• Short task:
Look through the data below. Show each line where the string "this" occurs.
▽
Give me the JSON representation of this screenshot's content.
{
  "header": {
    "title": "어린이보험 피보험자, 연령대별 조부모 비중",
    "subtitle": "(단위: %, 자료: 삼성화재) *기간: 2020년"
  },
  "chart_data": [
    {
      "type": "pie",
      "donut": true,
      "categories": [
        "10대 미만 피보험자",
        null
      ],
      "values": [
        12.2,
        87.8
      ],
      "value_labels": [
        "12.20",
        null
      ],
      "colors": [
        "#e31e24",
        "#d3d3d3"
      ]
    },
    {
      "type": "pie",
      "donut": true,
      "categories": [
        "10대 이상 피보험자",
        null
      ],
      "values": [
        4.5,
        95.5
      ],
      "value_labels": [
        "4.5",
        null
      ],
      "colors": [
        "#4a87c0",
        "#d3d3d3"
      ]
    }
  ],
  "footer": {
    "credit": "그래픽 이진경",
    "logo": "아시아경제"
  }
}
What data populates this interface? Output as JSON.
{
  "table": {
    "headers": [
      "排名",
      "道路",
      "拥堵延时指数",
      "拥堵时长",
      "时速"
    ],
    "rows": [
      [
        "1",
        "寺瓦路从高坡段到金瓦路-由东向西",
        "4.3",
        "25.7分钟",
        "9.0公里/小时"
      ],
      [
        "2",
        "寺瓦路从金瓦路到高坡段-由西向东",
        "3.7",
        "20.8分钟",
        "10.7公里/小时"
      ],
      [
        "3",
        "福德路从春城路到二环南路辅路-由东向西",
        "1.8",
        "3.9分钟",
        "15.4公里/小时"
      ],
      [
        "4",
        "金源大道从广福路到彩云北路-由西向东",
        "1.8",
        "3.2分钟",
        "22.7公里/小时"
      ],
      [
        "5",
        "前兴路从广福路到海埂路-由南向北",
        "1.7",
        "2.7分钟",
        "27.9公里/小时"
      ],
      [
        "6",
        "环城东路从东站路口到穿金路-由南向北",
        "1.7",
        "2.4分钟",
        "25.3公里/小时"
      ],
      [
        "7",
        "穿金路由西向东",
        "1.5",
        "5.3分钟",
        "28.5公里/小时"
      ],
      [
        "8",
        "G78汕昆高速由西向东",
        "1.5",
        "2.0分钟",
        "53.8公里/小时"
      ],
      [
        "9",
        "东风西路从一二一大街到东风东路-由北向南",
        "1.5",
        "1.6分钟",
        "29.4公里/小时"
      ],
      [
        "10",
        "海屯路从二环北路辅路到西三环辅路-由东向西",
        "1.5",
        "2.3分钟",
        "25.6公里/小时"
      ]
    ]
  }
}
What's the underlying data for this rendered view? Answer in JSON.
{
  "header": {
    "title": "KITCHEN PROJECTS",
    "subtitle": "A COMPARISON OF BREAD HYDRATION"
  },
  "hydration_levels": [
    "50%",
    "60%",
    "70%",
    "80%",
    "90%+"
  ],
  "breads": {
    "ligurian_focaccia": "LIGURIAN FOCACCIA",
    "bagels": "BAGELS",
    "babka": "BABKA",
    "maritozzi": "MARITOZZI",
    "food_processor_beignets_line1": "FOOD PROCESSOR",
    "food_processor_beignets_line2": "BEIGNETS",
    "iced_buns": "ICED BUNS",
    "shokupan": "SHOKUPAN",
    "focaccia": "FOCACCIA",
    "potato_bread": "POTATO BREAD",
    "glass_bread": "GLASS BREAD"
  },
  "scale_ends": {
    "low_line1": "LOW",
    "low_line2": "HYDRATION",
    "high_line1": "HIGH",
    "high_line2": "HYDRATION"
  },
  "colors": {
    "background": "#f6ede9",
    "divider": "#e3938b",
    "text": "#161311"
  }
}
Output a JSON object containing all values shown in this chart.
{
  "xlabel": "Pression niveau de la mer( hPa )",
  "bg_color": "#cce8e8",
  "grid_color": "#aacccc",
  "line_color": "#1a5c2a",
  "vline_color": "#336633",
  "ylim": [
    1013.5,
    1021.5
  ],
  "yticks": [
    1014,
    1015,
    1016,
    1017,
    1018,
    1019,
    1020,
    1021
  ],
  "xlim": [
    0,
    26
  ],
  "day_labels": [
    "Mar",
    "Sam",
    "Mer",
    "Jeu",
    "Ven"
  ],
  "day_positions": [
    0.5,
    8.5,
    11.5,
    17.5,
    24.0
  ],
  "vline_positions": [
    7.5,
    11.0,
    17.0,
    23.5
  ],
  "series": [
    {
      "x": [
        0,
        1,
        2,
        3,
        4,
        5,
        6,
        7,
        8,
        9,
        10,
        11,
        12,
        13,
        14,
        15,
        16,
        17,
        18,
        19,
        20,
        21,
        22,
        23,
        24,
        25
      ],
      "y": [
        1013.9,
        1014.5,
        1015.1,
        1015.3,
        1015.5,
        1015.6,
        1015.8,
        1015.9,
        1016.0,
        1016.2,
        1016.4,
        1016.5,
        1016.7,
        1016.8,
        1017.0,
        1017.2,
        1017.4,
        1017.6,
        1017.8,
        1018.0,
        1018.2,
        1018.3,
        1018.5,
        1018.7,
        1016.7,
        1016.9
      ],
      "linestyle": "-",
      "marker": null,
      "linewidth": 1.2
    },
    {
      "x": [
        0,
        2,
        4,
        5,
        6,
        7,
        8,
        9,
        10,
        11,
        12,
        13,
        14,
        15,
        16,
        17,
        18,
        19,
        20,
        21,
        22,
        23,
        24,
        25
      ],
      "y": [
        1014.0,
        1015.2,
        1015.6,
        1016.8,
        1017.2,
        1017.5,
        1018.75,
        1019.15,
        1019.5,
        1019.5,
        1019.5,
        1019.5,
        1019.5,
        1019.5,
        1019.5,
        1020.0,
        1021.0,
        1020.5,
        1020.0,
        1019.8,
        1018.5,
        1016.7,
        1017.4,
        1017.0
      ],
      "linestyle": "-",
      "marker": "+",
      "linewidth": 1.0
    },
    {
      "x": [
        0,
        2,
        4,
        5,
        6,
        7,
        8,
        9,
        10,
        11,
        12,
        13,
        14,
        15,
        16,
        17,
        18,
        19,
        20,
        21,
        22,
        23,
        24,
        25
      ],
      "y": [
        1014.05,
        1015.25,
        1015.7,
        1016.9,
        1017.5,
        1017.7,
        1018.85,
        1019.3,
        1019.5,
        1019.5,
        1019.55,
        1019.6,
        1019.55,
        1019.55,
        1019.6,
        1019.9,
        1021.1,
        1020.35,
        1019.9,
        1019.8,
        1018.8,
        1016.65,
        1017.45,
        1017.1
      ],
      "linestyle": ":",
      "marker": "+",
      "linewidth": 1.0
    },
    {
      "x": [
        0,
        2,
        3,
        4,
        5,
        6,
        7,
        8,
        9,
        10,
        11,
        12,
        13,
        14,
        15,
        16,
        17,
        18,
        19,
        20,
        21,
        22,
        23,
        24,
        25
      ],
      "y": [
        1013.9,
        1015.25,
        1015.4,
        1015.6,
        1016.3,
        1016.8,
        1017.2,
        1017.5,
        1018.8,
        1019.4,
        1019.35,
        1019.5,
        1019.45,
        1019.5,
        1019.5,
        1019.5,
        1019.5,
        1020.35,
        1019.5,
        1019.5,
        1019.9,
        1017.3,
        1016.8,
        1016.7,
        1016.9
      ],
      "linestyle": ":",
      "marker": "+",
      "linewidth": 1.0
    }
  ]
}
△
• Result of the exercise:
Give me the JSON representation of this screenshot's content.
What data populates this interface? Output as JSON.
What's the underlying data for this rendered view? Answer in JSON.
Output a JSON object containing all values shown in this chart.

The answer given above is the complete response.